++++ EXERCISE PASSAGE ++++
Yieldify is trying to solve what CEO and co-founder Jay Radia calls “a trillion-dollar problem” – which is part of why the company has been able to attract such big-name investors.
The London-based startup announced an $11.5 million Series A funding round on Thursday led by Google Ventures and SoftBank Capital.
At the moment, conversions on desktop and mobile for retail sites are marginal, with fewer than 10% of visitors converting. Avid Duggan, general partner at Google Ventures, is one of many who are racing to find that solution.
“Traditional customer abandonment solutions still haven’t cracked the code to retaining and converting online visitors,” Duggan said.
Retail associates in physical store locations generally do a good job of guiding shoppers toward products that are the best fit, at the same time figuring out which of those shoppers have real intent to buy versus those who are just there to window shop – but ecommerce is still in need of that solution.
Getting in on that online conversion vacuum was important to Softbank Capital partner Joe Medved, who noted that companies are “increasingly prioritizing new strategies for conversion optimization.”
Yieldify is going to use its new investment to ramp up its nascent data science team, Radia said, with the majority of the Series A round earmarked for hiring data scientists and engineers.
++++ PROVIDED INFORMATION ++++
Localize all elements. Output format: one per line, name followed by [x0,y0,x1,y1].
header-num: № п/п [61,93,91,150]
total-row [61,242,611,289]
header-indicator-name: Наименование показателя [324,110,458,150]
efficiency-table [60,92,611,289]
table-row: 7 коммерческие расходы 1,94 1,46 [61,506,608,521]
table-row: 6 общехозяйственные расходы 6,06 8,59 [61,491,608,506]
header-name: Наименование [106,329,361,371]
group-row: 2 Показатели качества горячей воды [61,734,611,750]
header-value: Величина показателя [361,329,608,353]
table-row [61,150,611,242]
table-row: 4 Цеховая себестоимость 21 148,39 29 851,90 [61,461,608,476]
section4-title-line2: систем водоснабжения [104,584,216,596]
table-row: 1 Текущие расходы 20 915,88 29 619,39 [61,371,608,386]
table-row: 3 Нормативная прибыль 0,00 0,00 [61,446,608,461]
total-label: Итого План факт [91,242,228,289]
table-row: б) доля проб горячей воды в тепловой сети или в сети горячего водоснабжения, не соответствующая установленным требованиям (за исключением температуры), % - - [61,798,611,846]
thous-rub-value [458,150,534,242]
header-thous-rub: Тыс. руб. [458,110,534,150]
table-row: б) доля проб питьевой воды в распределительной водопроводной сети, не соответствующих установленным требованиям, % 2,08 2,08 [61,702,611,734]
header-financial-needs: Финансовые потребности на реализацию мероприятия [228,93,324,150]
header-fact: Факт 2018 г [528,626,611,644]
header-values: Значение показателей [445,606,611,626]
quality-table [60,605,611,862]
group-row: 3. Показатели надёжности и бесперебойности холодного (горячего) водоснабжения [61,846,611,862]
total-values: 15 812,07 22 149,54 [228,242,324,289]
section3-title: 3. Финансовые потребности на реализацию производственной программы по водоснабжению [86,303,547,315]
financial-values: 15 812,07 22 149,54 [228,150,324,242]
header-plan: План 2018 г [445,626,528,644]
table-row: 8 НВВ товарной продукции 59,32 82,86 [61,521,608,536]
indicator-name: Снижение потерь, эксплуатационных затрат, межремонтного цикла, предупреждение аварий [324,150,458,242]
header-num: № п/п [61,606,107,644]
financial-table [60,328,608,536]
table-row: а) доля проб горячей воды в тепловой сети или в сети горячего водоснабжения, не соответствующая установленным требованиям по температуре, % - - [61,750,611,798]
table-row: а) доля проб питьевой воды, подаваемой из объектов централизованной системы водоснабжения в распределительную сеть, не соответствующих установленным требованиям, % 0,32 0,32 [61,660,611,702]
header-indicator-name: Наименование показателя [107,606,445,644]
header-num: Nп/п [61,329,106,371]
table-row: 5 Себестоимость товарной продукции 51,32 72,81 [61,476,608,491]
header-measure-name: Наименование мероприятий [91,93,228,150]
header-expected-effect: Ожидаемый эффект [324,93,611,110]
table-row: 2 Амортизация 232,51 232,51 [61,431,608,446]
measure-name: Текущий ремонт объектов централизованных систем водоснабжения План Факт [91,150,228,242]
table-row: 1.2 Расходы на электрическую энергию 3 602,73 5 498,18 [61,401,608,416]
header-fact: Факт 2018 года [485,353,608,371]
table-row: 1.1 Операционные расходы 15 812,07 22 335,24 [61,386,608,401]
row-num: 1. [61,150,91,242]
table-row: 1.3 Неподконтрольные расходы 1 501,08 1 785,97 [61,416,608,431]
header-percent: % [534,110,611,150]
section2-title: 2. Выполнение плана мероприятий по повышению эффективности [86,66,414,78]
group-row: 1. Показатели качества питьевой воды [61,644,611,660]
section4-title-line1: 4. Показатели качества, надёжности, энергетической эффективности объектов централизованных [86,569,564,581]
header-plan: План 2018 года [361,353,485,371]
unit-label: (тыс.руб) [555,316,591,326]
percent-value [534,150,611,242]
++++
TASK ITEM: Please continue the article on Yieldify's Series A funding from the point where it stops. The data comes from a different source than the article.

RESPONSE AREA:
Google has shown an eye for companies that are dedicated to a managed service approach, often a kind of shorthand for the significance of a tech vendor’s data science services. Radia emphasized that this funding will expand Yieldify’s capacity to provide full-service campaign management.
Yieldify’s software also helps shine a spotlight on a narrow part of the customer funnel that hasn’t gotten much exposure – the lower end.
“We’re very laser-focused in the lower end of the funnel, just before a user leaves a site or when they don’t clearly know what they’re looking for,” Radia said.
Rather than licensing its software for a subscription fee as other companies do, “sometimes charging tens of thousands of dollars or trying to demand a yearlong deal,” Radia said that Yieldify’s monetization strategy is to take a percentage of the additional revenue it generates for a site.
“Retailers are more of a partner than a client,” he said.
The result is that Yieldify only gets paid when the retailer gets paid, a monetization model Radia called “disruptive.”
And unlike other ecommerce vendors, like HookLogic, for example, Yieldify doesn’t generate advertising revenue. Brands don’t advertise on-site and therefore aren’t jockeying for prime search position within. Calls to action are instead triggered when a user indicates some form of intent – such as being offered a coupon for purchases over $100 if items in the shopping cart pass that mark. Yieldify even goes so far as to track what parts of the page visitors hover over with their mouse.
In this way Yieldify is also aiming to improve the mobile web experience, though it’s relevant to note that Yieldify doesn’t provide software for retailers’ apps.
“We want to bring retailers to mobile, with a real focus on the web,” Radia said. “We think that’s a big opportunity many ecommerce companies are missing.”
The startup’s focus on mobile likely appeals to Google, which benefits from essentially any improvement in the mobile web experience, particularly technology that can draw retailers’ attention and marketing budgets from apps to the web.
Figuring out mobile is also the first step toward what Radia described as a more long-term goal, which is to connect Yieldify’s data collection and marketing with the physical retail world.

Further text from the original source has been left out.